(Collection entries)

--- BEGIN ---

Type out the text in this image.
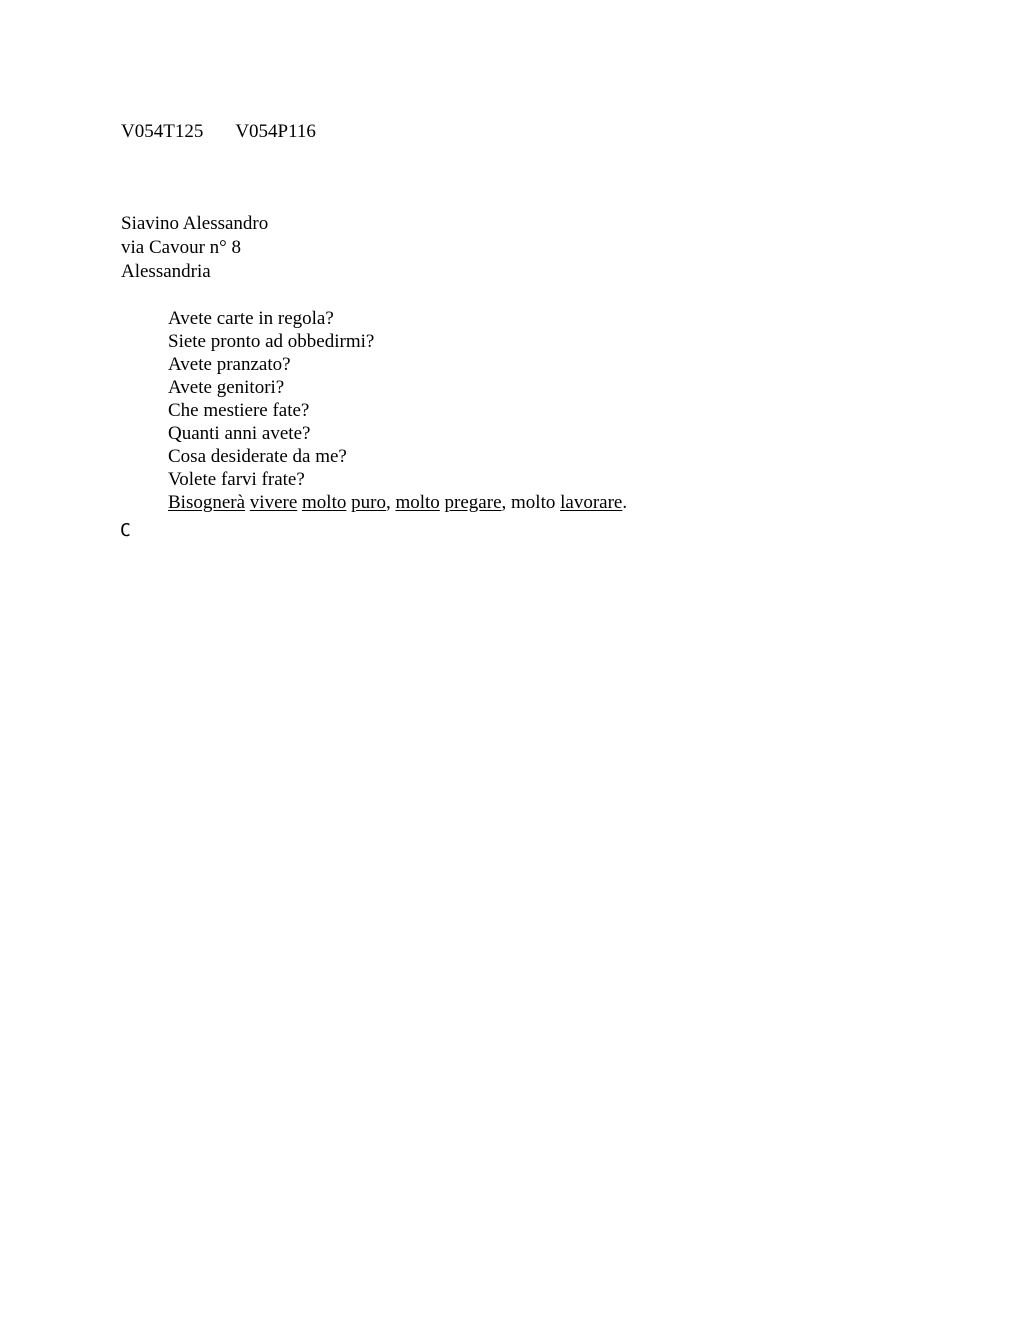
V054T125 V054P116
Siavino Alessandro
via Cavour n° 8
Alessandria
Avete carte in regola?
Siete pronto ad obbedirmi?
Avete pranzato?
Avete genitori?
Che mestiere fate?
Quanti anni avete?
Cosa desiderate da me?
Volete farvi frate?
Bisognerà vivere molto puro, molto pregare, molto lavorare.
C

--- END ---

Each line of the data should be quoted exactly, with pictures left out.

Written answer:
Type out the text in this image.
V054T125 V054P116
Siavino Alessandro
via Cavour n° 8
Alessandria
Avete carte in regola?
Siete pronto ad obbedirmi?
Avete pranzato?
Avete genitori?
Che mestiere fate?
Quanti anni avete?
Cosa desiderate da me?
Volete farvi frate?
Bisognerà vivere molto puro, molto pregare, molto lavorare.
C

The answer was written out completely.